# Consignes
- 1) Relevez, dans le récit, tous les produits que la voix narrative déclare transporter au passage de la douane.
- 2) Recopiez à l'identique le passage du récit allant de « Couloirs, contrôle, escaliers, tapis » jusqu'à « peu plus dégarni. » inclus.

# Récit
::::

Couloirs, contrôle, escaliers, tapis roulant, toujours une légère angoisse, surtout quand le temps passe sans que déboule le bagage, douane, je choisis une femme quinquagénaire plutôt que le genre jeune mec de la dernière fois, au moins elle ne me demande pas en insistant si j’ai du cannabis sur moi. Non, je transporte une autre drogue madame : du vin, du foie gras, du saucisson et du pâté basque.

Et puis ça y est, toi, un café, toi, un train, toi, un taxi, une femme dans une voiture verte couleur boîte d’aspirine, retour, habitudes, seules les températures ont changé – beaucoup – et le paysage – un peu, un peu plus rouge, un peu plus dégarni.

Assez vite on repart à l’aventure, cette fois-ci en scooter, pour découvrir bien d’autres choses, bien plus libres, librement, fraîchement, joyeusement. Direction Arashiyama. Un arrêt pour un remise de prix de base-ball, les familles rient, les enfants sont fiers mais ont du mal à tout tenir et la poignée de main est fébrile.

::::

# Jeu de données
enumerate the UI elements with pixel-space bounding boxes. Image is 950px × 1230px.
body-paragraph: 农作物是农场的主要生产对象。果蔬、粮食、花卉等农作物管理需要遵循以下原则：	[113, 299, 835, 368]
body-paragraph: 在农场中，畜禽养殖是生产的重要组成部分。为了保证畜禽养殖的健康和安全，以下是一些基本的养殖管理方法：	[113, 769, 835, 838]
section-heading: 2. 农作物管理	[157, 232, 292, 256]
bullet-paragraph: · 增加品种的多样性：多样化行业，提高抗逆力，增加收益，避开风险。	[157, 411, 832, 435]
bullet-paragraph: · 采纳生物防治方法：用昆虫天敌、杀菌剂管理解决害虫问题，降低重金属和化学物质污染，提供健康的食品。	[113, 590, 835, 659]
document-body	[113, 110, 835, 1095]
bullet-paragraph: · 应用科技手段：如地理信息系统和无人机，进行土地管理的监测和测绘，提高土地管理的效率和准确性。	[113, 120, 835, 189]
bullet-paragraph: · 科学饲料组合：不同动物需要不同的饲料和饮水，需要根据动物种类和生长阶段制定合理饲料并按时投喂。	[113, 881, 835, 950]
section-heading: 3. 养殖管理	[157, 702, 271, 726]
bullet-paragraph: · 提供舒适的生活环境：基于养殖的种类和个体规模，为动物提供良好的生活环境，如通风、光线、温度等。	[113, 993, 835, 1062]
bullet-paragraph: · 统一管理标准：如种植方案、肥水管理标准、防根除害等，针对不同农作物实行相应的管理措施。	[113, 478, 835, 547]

::::

# Réponses complètes
- 1)
- du vin
- du foie gras
- du saucisson
- du pâté basque

- 2)
Couloirs, contrôle, escaliers, tapis roulant, toujours une légère angoisse, surtout quand le temps passe sans que déboule le bagage, douane, je choisis une femme quinquagénaire plutôt que le genre jeune mec de la dernière fois, au moins elle ne me demande pas en insistant si j’ai du cannabis sur moi. Non, je transporte une autre drogue madame : du vin, du foie gras, du saucisson et du pâté basque.

Et puis ça y est, toi, un café, toi, un train, toi, un taxi, une femme dans une voiture verte couleur boîte d’aspirine, retour, habitudes, seules les températures ont changé – beaucoup – et le paysage – un peu, un peu plus rouge, un peu plus dégarni.